• _REQUIREMENTS_
a. In the forum thread, how wide does woodnthings say the narrow boards for a 20" or 24" panel would be?
b. Quote word for word the stretch of the forum thread from "Otherwise, I would" through "(Jul 5, 2007)".

Resawing thinner pieces and gluing to plywood sounds like just veneering the plywood. Depending on how thick the resawn pieces are, there could still be movement issues. The issue of cupping and warping could be a result from improper preparation, which is different than just allowing for expansion and contraction. Might as well just use plywood. 

















.


----------



## woodnthings (Jan 24, 2009)

*warping, cupping and wood movement*

I can't determine if we are in agreement or not. Definitely not on the use of more narrow boards. I don't work with 20" wide boards, so I plead ignorance there. If I needed a 20" panel or 24" I would build it from narrow boards, either 6" or 8" wide since that's the capacity of my jointers. They also would have been in my shop for at least 1 year, and well seasoned/acclimated. Since they are all 4/4, I would probably resaw them into 1/2" thick, plane them and glue them to a plywood panel.

Otherwise, I would plane them down to 3/4", edge joint and glue them, matching the grain as close as possible to create a one board "look". If it meant sawing some off to get a better grain match, no problem. I would make a rabbet all around to fit into the groove for the legs and rails. I would spot glue in the center top and bottom to allow for expansion across the width. 

So that's my take on it. :smile:


----------



## cabinetman (Jul 5, 2007)

woodnthings said:


> I can't determine if we are in agreement or not.


If you stand outside between 9:00PM, and 9:10PM and face East, look up and stare at the handle of the Big Dipper for 10 seconds, and the answer will come to you.:laughing:



woodnthings said:


> Since they are all 4/4, I would probably resaw them into 1/2" thick, plane them and glue them to a plywood panel.


I wouldn't glue ½" solid wood to plywood. IMO, that's still too thick. 

















.


----------



## lilman (Nov 22, 2012)

As for price, I don't think I'll drop it. Like I've always said, I'm not in it to make a profit but I have to pay for these tools somehow. Material was probably gonna be poplar as it and pine and cypress is all my mill usually has. Ply would completely eliminate this issue but I just like using solid glue ups, just a personal preference really. Guess it gives me a chance to learn more as this case shows. Last project it was M&T, this time it was to be dealing with preparing for movement.

• _AVAILABLE DATA_

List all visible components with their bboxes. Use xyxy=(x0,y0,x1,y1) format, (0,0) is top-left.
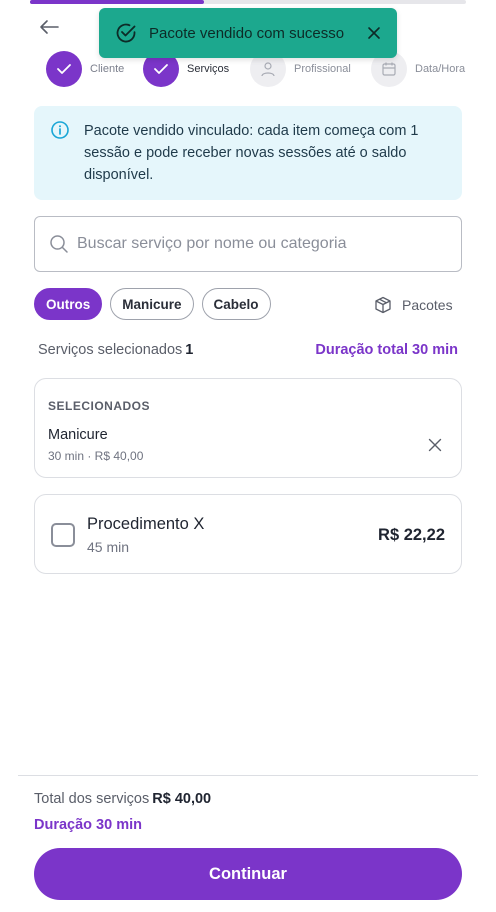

• _SOLVED TASKS_
a. Either 6" or 8" wide, since that is the capacity of woodnthings's jointers.

b.
Otherwise, I would plane them down to 3/4", edge joint and glue them, matching the grain as close as possible to create a one board "look". If it meant sawing some off to get a better grain match, no problem. I would make a rabbet all around to fit into the groove for the legs and rails. I would spot glue in the center top and bottom to allow for expansion across the width. 

So that's my take on it. :smile:


----------



## cabinetman (Jul 5, 2007)